» **TASK INSTRUCTIONS**
Each line below is to be written out in full, exactly as shown.

Entries with figure data

***

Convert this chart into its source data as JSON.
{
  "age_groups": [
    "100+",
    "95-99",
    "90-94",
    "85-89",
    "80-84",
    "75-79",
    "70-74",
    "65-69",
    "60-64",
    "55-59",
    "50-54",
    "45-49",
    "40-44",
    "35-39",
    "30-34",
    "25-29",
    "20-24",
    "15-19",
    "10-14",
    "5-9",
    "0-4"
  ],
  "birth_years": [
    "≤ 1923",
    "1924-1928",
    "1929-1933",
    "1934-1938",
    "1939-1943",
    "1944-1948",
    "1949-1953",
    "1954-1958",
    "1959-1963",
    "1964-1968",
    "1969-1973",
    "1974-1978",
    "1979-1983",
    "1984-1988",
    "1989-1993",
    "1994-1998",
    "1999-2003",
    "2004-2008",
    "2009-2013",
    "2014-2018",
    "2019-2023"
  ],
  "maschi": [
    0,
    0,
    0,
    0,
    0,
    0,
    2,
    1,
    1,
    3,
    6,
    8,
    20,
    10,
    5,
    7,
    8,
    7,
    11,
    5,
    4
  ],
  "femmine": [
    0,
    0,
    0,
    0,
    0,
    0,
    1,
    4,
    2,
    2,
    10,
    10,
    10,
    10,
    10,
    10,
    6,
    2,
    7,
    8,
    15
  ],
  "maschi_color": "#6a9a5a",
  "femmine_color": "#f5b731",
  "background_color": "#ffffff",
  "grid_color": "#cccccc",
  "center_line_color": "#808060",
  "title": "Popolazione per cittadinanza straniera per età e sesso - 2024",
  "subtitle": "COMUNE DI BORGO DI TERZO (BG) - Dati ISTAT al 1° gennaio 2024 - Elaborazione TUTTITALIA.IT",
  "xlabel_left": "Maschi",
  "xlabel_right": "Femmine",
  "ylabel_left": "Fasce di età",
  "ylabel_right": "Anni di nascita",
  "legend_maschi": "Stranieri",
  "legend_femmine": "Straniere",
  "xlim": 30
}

***

» **THE RESPONSE**
Convert this chart into its source data as JSON.
{
  "age_groups": [
    "100+",
    "95-99",
    "90-94",
    "85-89",
    "80-84",
    "75-79",
    "70-74",
    "65-69",
    "60-64",
    "55-59",
    "50-54",
    "45-49",
    "40-44",
    "35-39",
    "30-34",
    "25-29",
    "20-24",
    "15-19",
    "10-14",
    "5-9",
    "0-4"
  ],
  "birth_years": [
    "≤ 1923",
    "1924-1928",
    "1929-1933",
    "1934-1938",
    "1939-1943",
    "1944-1948",
    "1949-1953",
    "1954-1958",
    "1959-1963",
    "1964-1968",
    "1969-1973",
    "1974-1978",
    "1979-1983",
    "1984-1988",
    "1989-1993",
    "1994-1998",
    "1999-2003",
    "2004-2008",
    "2009-2013",
    "2014-2018",
    "2019-2023"
  ],
  "maschi": [
    0,
    0,
    0,
    0,
    0,
    0,
    2,
    1,
    1,
    3,
    6,
    8,
    20,
    10,
    5,
    7,
    8,
    7,
    11,
    5,
    4
  ],
  "femmine": [
    0,
    0,
    0,
    0,
    0,
    0,
    1,
    4,
    2,
    2,
    10,
    10,
    10,
    10,
    10,
    10,
    6,
    2,
    7,
    8,
    15
  ],
  "maschi_color": "#6a9a5a",
  "femmine_color": "#f5b731",
  "background_color": "#ffffff",
  "grid_color": "#cccccc",
  "center_line_color": "#808060",
  "title": "Popolazione per cittadinanza straniera per età e sesso - 2024",
  "subtitle": "COMUNE DI BORGO DI TERZO (BG) - Dati ISTAT al 1° gennaio 2024 - Elaborazione TUTTITALIA.IT",
  "xlabel_left": "Maschi",
  "xlabel_right": "Femmine",
  "ylabel_left": "Fasce di età",
  "ylabel_right": "Anni di nascita",
  "legend_maschi": "Stranieri",
  "legend_femmine": "Straniere",
  "xlim": 30
}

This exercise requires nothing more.